[Source data]
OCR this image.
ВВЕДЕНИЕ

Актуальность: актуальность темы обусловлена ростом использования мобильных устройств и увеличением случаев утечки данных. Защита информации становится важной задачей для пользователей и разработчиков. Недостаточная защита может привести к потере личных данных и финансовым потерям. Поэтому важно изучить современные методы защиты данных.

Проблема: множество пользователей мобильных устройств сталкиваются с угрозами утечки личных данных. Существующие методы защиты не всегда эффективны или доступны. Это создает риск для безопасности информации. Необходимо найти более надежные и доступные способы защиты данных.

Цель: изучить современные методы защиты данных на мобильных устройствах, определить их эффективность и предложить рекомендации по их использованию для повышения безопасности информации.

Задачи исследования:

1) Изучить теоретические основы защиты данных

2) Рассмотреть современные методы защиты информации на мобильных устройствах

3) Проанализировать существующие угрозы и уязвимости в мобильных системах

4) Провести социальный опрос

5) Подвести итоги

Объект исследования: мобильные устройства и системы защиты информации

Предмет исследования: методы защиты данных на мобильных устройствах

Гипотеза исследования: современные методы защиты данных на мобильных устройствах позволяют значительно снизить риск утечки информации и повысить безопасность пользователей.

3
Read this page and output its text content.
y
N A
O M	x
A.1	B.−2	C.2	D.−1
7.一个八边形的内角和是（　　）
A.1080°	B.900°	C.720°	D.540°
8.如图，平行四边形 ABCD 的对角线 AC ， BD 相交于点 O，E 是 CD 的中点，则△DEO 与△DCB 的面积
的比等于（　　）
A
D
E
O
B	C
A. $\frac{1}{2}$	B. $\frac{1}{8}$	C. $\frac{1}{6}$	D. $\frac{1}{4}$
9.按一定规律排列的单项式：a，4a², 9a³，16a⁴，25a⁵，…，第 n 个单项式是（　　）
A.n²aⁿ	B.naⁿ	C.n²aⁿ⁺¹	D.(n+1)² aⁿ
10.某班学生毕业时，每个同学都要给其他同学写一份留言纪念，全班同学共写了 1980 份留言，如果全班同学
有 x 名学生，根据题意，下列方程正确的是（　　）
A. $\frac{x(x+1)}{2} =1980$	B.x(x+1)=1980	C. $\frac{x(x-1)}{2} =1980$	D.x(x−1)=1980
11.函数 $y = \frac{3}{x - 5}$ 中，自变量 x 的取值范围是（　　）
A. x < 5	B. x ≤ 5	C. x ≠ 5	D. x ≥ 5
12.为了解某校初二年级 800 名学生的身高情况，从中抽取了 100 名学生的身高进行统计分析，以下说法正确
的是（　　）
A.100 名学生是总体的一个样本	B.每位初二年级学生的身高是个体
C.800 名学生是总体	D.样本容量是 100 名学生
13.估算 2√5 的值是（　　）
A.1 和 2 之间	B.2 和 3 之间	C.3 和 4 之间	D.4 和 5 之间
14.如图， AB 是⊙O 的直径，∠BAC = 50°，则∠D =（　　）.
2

- **WHAT TO WORK ON**: Only the number is wanted: how many lines in the data include the word "this"?

- **RIGHT ANSWER**: 2